▶ _WORK INSTRUCTIONS_: Would it be possible to write out each entry below exactly, without the pictures?

===== DATASET ROWS =====

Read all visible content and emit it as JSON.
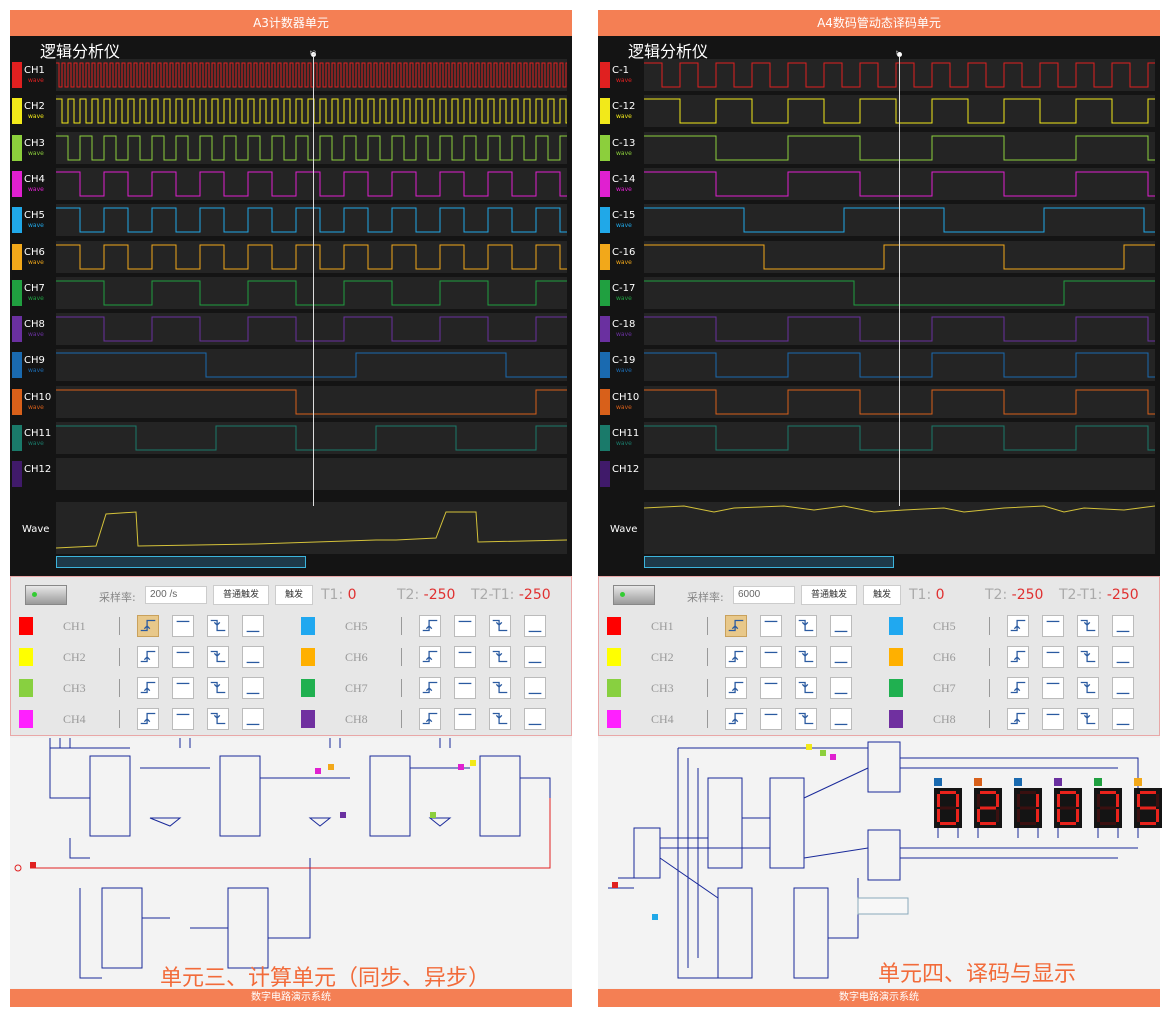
{
  "left": {
    "title": "A3计数器单元",
    "analyzer_title": "逻辑分析仪",
    "cursor_label": "t2",
    "channels": [
      {
        "name": "CH1",
        "sub": "wave",
        "color": "#e02020",
        "period": 6
      },
      {
        "name": "CH2",
        "sub": "wave",
        "color": "#f2e91a",
        "period": 12
      },
      {
        "name": "CH3",
        "sub": "wave",
        "color": "#8ccf3c",
        "period": 24
      },
      {
        "name": "CH4",
        "sub": "wave",
        "color": "#e020d0",
        "period": 48
      },
      {
        "name": "CH5",
        "sub": "wave",
        "color": "#20a8e8",
        "period": 48
      },
      {
        "name": "CH6",
        "sub": "wave",
        "color": "#f2a81a",
        "period": 48
      },
      {
        "name": "CH7",
        "sub": "wave",
        "color": "#20a040",
        "period": 96
      },
      {
        "name": "CH8",
        "sub": "wave",
        "color": "#6a30a0",
        "period": 96
      },
      {
        "name": "CH9",
        "sub": "wave",
        "color": "#1a6ab0",
        "period": 300
      },
      {
        "name": "CH10",
        "sub": "wave",
        "color": "#d8601a",
        "period": 480
      },
      {
        "name": "CH11",
        "sub": "wave",
        "color": "#1a7a6a",
        "period": 160
      },
      {
        "name": "CH12",
        "sub": "",
        "color": "#401a6a",
        "period": 0
      }
    ],
    "wave_label": "Wave",
    "sample_label": "采样率:",
    "sample_value": "200 /s",
    "normal_trigger": "普通触发",
    "single_trigger": "触发",
    "t1_label": "T1:",
    "t1_value": "0",
    "t2_label": "T2:",
    "t2_value": "-250",
    "t21_label": "T2-T1:",
    "t21_value": "-250",
    "trigger_config": [
      {
        "name": "CH1",
        "color": "#ff0000"
      },
      {
        "name": "CH2",
        "color": "#ffff00"
      },
      {
        "name": "CH3",
        "color": "#88d040"
      },
      {
        "name": "CH4",
        "color": "#ff20ff"
      },
      {
        "name": "CH5",
        "color": "#20a8f0"
      },
      {
        "name": "CH6",
        "color": "#ffb000"
      },
      {
        "name": "CH7",
        "color": "#20b050"
      },
      {
        "name": "CH8",
        "color": "#7030a0"
      }
    ],
    "overlay": "单元三、计算单元（同步、异步）",
    "footer": "数字电路演示系统"
  },
  "right": {
    "title": "A4数码管动态译码单元",
    "analyzer_title": "逻辑分析仪",
    "cursor_label": "t",
    "channels": [
      {
        "name": "C-1",
        "sub": "wave",
        "color": "#e02020",
        "period": 36
      },
      {
        "name": "C-12",
        "sub": "wave",
        "color": "#f2e91a",
        "period": 72
      },
      {
        "name": "C-13",
        "sub": "wave",
        "color": "#8ccf3c",
        "period": 144
      },
      {
        "name": "C-14",
        "sub": "wave",
        "color": "#e020d0",
        "period": 144
      },
      {
        "name": "C-15",
        "sub": "wave",
        "color": "#20a8e8",
        "period": 200
      },
      {
        "name": "C-16",
        "sub": "wave",
        "color": "#f2a81a",
        "period": 240
      },
      {
        "name": "C-17",
        "sub": "wave",
        "color": "#20a040",
        "period": 420
      },
      {
        "name": "C-18",
        "sub": "wave",
        "color": "#6a30a0",
        "period": 144
      },
      {
        "name": "C-19",
        "sub": "wave",
        "color": "#1a6ab0",
        "period": 144
      },
      {
        "name": "CH10",
        "sub": "wave",
        "color": "#d8601a",
        "period": 144
      },
      {
        "name": "CH11",
        "sub": "wave",
        "color": "#1a7a6a",
        "period": 144
      },
      {
        "name": "CH12",
        "sub": "",
        "color": "#401a6a",
        "period": 0
      }
    ],
    "wave_label": "Wave",
    "sample_label": "采样率:",
    "sample_value": "6000",
    "normal_trigger": "普通触发",
    "single_trigger": "触发",
    "t1_label": "T1:",
    "t1_value": "0",
    "t2_label": "T2:",
    "t2_value": "-250",
    "t21_label": "T2-T1:",
    "t21_value": "-250",
    "trigger_config": [
      {
        "name": "CH1",
        "color": "#ff0000"
      },
      {
        "name": "CH2",
        "color": "#ffff00"
      },
      {
        "name": "CH3",
        "color": "#88d040"
      },
      {
        "name": "CH4",
        "color": "#ff20ff"
      },
      {
        "name": "CH5",
        "color": "#20a8f0"
      },
      {
        "name": "CH6",
        "color": "#ffb000"
      },
      {
        "name": "CH7",
        "color": "#20b050"
      },
      {
        "name": "CH8",
        "color": "#7030a0"
      }
    ],
    "digits": [
      "0",
      "2",
      "1",
      "0",
      "7",
      "5"
    ],
    "digit_tags": [
      "#1a6ab0",
      "#d8601a",
      "#1a6ab0",
      "#6a30a0",
      "#20a040",
      "#f2a81a"
    ],
    "overlay": "单元四、译码与显示",
    "footer": "数字电路演示系统"
  }
}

=====

▶ _SOLUTION_:
Read all visible content and emit it as JSON.
{
  "left": {
    "title": "A3计数器单元",
    "analyzer_title": "逻辑分析仪",
    "cursor_label": "t2",
    "channels": [
      {
        "name": "CH1",
        "sub": "wave",
        "color": "#e02020",
        "period": 6
      },
      {
        "name": "CH2",
        "sub": "wave",
        "color": "#f2e91a",
        "period": 12
      },
      {
        "name": "CH3",
        "sub": "wave",
        "color": "#8ccf3c",
        "period": 24
      },
      {
        "name": "CH4",
        "sub": "wave",
        "color": "#e020d0",
        "period": 48
      },
      {
        "name": "CH5",
        "sub": "wave",
        "color": "#20a8e8",
        "period": 48
      },
      {
        "name": "CH6",
        "sub": "wave",
        "color": "#f2a81a",
        "period": 48
      },
      {
        "name": "CH7",
        "sub": "wave",
        "color": "#20a040",
        "period": 96
      },
      {
        "name": "CH8",
        "sub": "wave",
        "color": "#6a30a0",
        "period": 96
      },
      {
        "name": "CH9",
        "sub": "wave",
        "color": "#1a6ab0",
        "period": 300
      },
      {
        "name": "CH10",
        "sub": "wave",
        "color": "#d8601a",
        "period": 480
      },
      {
        "name": "CH11",
        "sub": "wave",
        "color": "#1a7a6a",
        "period": 160
      },
      {
        "name": "CH12",
        "sub": "",
        "color": "#401a6a",
        "period": 0
      }
    ],
    "wave_label": "Wave",
    "sample_label": "采样率:",
    "sample_value": "200 /s",
    "normal_trigger": "普通触发",
    "single_trigger": "触发",
    "t1_label": "T1:",
    "t1_value": "0",
    "t2_label": "T2:",
    "t2_value": "-250",
    "t21_label": "T2-T1:",
    "t21_value": "-250",
    "trigger_config": [
      {
        "name": "CH1",
        "color": "#ff0000"
      },
      {
        "name": "CH2",
        "color": "#ffff00"
      },
      {
        "name": "CH3",
        "color": "#88d040"
      },
      {
        "name": "CH4",
        "color": "#ff20ff"
      },
      {
        "name": "CH5",
        "color": "#20a8f0"
      },
      {
        "name": "CH6",
        "color": "#ffb000"
      },
      {
        "name": "CH7",
        "color": "#20b050"
      },
      {
        "name": "CH8",
        "color": "#7030a0"
      }
    ],
    "overlay": "单元三、计算单元（同步、异步）",
    "footer": "数字电路演示系统"
  },
  "right": {
    "title": "A4数码管动态译码单元",
    "analyzer_title": "逻辑分析仪",
    "cursor_label": "t",
    "channels": [
      {
        "name": "C-1",
        "sub": "wave",
        "color": "#e02020",
        "period": 36
      },
      {
        "name": "C-12",
        "sub": "wave",
        "color": "#f2e91a",
        "period": 72
      },
      {
        "name": "C-13",
        "sub": "wave",
        "color": "#8ccf3c",
        "period": 144
      },
      {
        "name": "C-14",
        "sub": "wave",
        "color": "#e020d0",
        "period": 144
      },
      {
        "name": "C-15",
        "sub": "wave",
        "color": "#20a8e8",
        "period": 200
      },
      {
        "name": "C-16",
        "sub": "wave",
        "color": "#f2a81a",
        "period": 240
      },
      {
        "name": "C-17",
        "sub": "wave",
        "color": "#20a040",
        "period": 420
      },
      {
        "name": "C-18",
        "sub": "wave",
        "color": "#6a30a0",
        "period": 144
      },
      {
        "name": "C-19",
        "sub": "wave",
        "color": "#1a6ab0",
        "period": 144
      },
      {
        "name": "CH10",
        "sub": "wave",
        "color": "#d8601a",
        "period": 144
      },
      {
        "name": "CH11",
        "sub": "wave",
        "color": "#1a7a6a",
        "period": 144
      },
      {
        "name": "CH12",
        "sub": "",
        "color": "#401a6a",
        "period": 0
      }
    ],
    "wave_label": "Wave",
    "sample_label": "采样率:",
    "sample_value": "6000",
    "normal_trigger": "普通触发",
    "single_trigger": "触发",
    "t1_label": "T1:",
    "t1_value": "0",
    "t2_label": "T2:",
    "t2_value": "-250",
    "t21_label": "T2-T1:",
    "t21_value": "-250",
    "trigger_config": [
      {
        "name": "CH1",
        "color": "#ff0000"
      },
      {
        "name": "CH2",
        "color": "#ffff00"
      },
      {
        "name": "CH3",
        "color": "#88d040"
      },
      {
        "name": "CH4",
        "color": "#ff20ff"
      },
      {
        "name": "CH5",
        "color": "#20a8f0"
      },
      {
        "name": "CH6",
        "color": "#ffb000"
      },
      {
        "name": "CH7",
        "color": "#20b050"
      },
      {
        "name": "CH8",
        "color": "#7030a0"
      }
    ],
    "digits": [
      "0",
      "2",
      "1",
      "0",
      "7",
      "5"
    ],
    "digit_tags": [
      "#1a6ab0",
      "#d8601a",
      "#1a6ab0",
      "#6a30a0",
      "#20a040",
      "#f2a81a"
    ],
    "overlay": "单元四、译码与显示",
    "footer": "数字电路演示系统"
  }
}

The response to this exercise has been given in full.